● **Extrait présenté**
****************

Q - Les choses auraient-elles pu être pires ?
R - La veille de la déclaration, dans la nuit du lundi au mardi (du 18 au 19 juin, ndlr), les choses ne progressaient plus. Pire, dans l’avant-dernière version, on régressait sur le Programme des Nations unies sur l’environnement (PNUE) par exemple. Cette structure a pour rôle de coordonner les différentes conventions en matières d’environnement : sur les produits chimiques, les pôles, la biodiversité… Nous voulions que cette fonction de coordination soit renforcée, mais dans le texte, à la veille de l’arrivée des chefs d’États, le PNUE n’avait plus de fonction de coordination du tout ! Sur les océans, il n’y avait même plus le rappel de ce qui avait été acté par la résolution de l’ONU l’année dernière. La veille, ce n’était plus Rio+20 mais Rio-20. On a finalement réussi à réinsérer ces points.
Q - Mais le résultat du Sommet est malgré tout un échec pour vous ?
R - Le seul résultat tangible - et il est sous-estimé dans les différentes évaluations du Sommet - c’est la question des Objectifs du développement durable. En effet, c’est la première fois que la communauté internationale se met d’accord sur le principe d’indicateurs et d’objectifs chiffrés sur le développement durable. Chiffrés, c’est-à-dire qui pourront être évalués. Il y a un calendrier, une date fixée en 2015. La méthode est actée. Tous les éléments sont sur la table pour que la société civile se saisisse du sujet et je l’y encourage.
Q - Il y avait déjà eu les Objectifs du millénaire (ODM)…
R - Les ODM sont centrés sur la lutte contre la pauvreté, sur l’aspect social. Or, sortir de la pauvreté c’est aussi avoir accès à l’eau, à l’énergie… Avec les ODD, les Objectifs du millénaire vont bien sûr perdurer mais vont s’élargir à l’aspect environnemental. C’est le résultat le plus tangible de ce Sommet et il a un vrai potentiel. Dans trois ans, ces Objectifs du développement durable pourraient être en place.
Q - La France se fait-elle toujours entendre au sein des négociations internationales ?
R - C’est un tropisme franco-français, de vouloir que la France ait seule le leadership. Dans les négociations multilatérales sur l’environnement ou sur le développement durable nous agissons dans le cadre de l’Union européenne. Notre travail consiste à peser au sein des 27 pour que nos positions soient relayées par l’Union européenne.

****************

● **Données fournies**
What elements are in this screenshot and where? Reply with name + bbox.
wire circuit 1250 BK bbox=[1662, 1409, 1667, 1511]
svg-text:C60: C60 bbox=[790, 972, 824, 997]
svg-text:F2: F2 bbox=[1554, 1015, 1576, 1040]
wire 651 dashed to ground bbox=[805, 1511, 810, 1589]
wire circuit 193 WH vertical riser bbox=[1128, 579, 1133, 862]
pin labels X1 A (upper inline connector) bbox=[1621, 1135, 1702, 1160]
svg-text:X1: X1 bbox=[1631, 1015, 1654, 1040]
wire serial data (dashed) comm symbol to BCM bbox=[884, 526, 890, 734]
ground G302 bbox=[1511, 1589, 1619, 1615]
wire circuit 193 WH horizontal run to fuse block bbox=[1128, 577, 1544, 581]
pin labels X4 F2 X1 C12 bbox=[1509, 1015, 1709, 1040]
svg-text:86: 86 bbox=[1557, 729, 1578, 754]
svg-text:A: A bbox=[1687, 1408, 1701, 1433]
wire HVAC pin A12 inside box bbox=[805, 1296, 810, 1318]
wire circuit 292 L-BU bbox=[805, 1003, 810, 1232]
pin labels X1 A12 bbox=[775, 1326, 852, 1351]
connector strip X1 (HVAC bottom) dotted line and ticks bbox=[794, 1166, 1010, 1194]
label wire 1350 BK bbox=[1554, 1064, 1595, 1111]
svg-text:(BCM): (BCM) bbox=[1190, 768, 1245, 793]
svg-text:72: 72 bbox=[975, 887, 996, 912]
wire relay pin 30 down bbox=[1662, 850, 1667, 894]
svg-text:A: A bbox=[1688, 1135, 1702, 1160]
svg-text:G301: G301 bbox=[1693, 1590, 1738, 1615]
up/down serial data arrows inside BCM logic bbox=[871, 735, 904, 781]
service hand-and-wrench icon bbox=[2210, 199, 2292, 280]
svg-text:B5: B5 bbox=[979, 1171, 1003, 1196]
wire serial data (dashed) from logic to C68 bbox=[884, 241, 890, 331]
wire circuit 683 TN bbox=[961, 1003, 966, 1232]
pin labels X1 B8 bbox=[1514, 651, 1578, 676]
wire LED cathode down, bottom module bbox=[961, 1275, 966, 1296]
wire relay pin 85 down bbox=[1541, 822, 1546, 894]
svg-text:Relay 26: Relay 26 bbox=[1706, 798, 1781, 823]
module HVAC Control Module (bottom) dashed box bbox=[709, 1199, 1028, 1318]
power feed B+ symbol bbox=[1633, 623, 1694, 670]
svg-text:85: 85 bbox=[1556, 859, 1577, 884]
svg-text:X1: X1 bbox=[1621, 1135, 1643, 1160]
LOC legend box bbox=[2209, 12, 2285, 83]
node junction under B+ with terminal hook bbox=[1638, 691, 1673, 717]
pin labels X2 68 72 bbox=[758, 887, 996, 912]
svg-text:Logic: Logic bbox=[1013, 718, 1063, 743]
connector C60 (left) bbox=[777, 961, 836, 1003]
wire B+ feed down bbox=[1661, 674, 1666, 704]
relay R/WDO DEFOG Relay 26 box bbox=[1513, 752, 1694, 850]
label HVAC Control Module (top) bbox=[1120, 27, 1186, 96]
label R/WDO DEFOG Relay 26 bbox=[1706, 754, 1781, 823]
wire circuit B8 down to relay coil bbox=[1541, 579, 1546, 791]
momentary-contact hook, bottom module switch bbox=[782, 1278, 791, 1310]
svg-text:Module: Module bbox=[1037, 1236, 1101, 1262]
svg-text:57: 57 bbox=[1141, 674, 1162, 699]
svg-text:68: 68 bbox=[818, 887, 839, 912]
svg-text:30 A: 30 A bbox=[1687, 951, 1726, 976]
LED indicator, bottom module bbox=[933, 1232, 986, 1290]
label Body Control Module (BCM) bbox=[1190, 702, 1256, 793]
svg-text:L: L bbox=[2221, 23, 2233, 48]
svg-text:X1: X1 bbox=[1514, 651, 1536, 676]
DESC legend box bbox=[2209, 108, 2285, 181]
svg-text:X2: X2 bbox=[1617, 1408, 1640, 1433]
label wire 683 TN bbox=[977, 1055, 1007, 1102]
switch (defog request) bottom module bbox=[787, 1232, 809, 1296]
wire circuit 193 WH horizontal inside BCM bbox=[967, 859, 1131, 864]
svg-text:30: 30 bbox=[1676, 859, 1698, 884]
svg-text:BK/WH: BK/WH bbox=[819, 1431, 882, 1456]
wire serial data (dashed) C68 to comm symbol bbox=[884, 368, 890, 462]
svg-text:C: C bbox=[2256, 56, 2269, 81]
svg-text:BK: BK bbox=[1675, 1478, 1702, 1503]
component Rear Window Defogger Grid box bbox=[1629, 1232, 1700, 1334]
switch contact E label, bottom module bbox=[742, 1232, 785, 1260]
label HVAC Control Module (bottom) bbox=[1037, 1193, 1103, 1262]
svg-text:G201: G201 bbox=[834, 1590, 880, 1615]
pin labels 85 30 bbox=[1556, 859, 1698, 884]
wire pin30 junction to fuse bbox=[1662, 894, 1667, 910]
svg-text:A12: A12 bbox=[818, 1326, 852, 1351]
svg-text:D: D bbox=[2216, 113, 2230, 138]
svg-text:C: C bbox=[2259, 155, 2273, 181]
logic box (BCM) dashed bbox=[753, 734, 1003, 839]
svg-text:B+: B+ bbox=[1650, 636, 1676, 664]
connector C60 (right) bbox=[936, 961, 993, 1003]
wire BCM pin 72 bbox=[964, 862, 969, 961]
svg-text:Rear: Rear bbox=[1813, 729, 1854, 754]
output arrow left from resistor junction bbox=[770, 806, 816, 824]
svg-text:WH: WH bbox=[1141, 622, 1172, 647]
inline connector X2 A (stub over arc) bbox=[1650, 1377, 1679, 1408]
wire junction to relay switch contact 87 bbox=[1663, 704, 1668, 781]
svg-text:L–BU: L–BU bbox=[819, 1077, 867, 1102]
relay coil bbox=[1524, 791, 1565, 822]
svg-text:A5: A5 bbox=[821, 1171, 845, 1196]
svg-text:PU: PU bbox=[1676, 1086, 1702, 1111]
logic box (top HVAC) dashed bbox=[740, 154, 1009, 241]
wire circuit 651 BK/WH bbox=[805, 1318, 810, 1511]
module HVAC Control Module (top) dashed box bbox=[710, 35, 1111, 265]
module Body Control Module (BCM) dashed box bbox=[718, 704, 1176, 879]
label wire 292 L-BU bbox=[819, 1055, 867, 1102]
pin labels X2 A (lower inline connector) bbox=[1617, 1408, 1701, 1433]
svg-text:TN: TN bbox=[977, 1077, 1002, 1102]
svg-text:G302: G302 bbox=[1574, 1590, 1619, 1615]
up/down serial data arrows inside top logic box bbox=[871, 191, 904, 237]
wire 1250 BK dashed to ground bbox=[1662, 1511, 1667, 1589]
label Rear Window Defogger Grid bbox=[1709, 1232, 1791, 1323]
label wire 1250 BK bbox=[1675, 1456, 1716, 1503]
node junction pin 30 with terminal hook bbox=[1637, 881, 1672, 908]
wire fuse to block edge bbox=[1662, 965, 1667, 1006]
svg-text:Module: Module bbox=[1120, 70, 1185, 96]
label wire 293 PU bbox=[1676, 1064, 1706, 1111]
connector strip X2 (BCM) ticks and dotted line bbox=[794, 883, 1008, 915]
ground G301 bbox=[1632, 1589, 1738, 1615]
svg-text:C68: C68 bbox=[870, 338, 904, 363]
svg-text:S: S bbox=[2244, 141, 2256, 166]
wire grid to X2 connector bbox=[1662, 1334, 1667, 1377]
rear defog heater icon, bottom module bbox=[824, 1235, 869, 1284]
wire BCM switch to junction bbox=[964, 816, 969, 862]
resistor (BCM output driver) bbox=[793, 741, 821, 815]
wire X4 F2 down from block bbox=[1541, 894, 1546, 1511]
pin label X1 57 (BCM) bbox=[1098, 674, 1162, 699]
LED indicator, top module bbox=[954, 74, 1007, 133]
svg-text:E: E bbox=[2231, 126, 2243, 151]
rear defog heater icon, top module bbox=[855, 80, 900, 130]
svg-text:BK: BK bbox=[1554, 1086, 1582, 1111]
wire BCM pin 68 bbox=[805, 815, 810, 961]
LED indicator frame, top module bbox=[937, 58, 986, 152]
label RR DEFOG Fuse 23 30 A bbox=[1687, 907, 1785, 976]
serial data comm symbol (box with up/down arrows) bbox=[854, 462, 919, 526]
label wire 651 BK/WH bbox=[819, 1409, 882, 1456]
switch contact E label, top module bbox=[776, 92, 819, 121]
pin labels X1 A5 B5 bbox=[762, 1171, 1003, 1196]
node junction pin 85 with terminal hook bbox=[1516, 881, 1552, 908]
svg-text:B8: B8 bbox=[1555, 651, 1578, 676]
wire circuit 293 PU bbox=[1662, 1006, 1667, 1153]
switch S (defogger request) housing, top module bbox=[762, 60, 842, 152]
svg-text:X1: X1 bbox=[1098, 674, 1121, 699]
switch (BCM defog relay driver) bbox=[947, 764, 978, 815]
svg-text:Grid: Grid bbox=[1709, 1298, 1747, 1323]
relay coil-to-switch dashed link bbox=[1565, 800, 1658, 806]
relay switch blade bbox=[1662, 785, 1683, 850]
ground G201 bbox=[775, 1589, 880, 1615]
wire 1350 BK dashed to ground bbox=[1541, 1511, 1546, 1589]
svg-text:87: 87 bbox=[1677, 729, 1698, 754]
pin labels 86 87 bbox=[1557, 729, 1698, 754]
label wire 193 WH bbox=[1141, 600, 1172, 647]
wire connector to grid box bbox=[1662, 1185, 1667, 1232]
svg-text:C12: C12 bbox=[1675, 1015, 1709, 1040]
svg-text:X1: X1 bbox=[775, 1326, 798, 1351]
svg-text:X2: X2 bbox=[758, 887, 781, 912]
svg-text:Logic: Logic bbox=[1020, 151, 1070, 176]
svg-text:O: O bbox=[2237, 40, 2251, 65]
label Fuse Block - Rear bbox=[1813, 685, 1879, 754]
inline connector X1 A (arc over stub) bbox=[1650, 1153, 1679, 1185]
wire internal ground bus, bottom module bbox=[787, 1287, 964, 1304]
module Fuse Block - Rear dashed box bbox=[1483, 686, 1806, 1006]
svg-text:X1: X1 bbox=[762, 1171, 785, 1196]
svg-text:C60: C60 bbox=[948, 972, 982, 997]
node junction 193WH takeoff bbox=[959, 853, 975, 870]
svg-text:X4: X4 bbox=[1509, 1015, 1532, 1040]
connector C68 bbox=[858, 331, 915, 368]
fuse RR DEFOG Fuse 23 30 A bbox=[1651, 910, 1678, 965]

****************

● **Consignes de l'exercice**
**a.** Pour chacune des affirmations (i), (ii) et (iii), dites si elle concorde avec l'entretien sur Rio+20 ci-dessus, en répondant par oui ou non et en citant les mots de l'entretien qui tranchent la question.
(i) À la veille de l'arrivée des chefs d'État, le texte ne donnait plus au PNUE de fonction de coordination.
(ii) Les Objectifs du développement durable doivent remplacer les Objectifs du millénaire.
(iii) La personne interrogée affirme que la France négocie sur l'environnement dans le cadre de l'Union européenne.
**b.** Poursuivez l'entretien sur Rio+20 à partir de l'endroit où il s'arrête.

● **Résultats de l'exercice**
**a.**
(i) Oui : « dans le texte, à la veille de l’arrivée des chefs d’États, le PNUE n’avait plus de fonction de coordination du tout ».
(ii) Non : « les Objectifs du millénaire vont bien sûr perdurer mais vont s’élargir à l’aspect environnemental ».
(iii) Oui : « nous agissons dans le cadre de l’Union européenne ».

**b.**
Q - Parlons de l’Europe donc. Parvient-elle à se faire entendre ?
R - On a un leadership en termes d’ambition. Aujourd’hui, on se heurte au problème suivant : le seul groupe d’États avec lequel on peut faire une alliance, c’est l’Union africaine. Et cette alliance là n’est pas suffisante pour gagner face à l’autre alliance (États-Unis, Canada, grands émergents, ndlr). Le deuxième élément qui complique la situation, c’est la question des financements. C’est vrai que la crise pèse sur les décisions. Et c’est pour cela que l’on se bat pour introduire des financements innovants. Je vais m’investir fortement pour la taxe sur les transactions financières, mais pas seulement. L’année dernière, le G20 a mis en avant sept outils de financement innovants. Il faut avancer sur tous ces outils. Le Royaume-Uni est opposé à la taxe sur les transactions financières, en revanche, il veut contribuer à solvabiliser la recherche sur les vaccins dans les pays du Sud (1). L’un n’est pas meilleur que l’autre. On a sept outils, avançons sur les sept.
(…).
1) La «Facilité internationale pour le financement de la vaccination» (IFFIm), un programme à l’initiative de la France et du Royaume-Uni, émet des obligations garantis par les donateurs (États et fondations privées) et lèvent ainsi des fonds affectés à des projets de vaccination.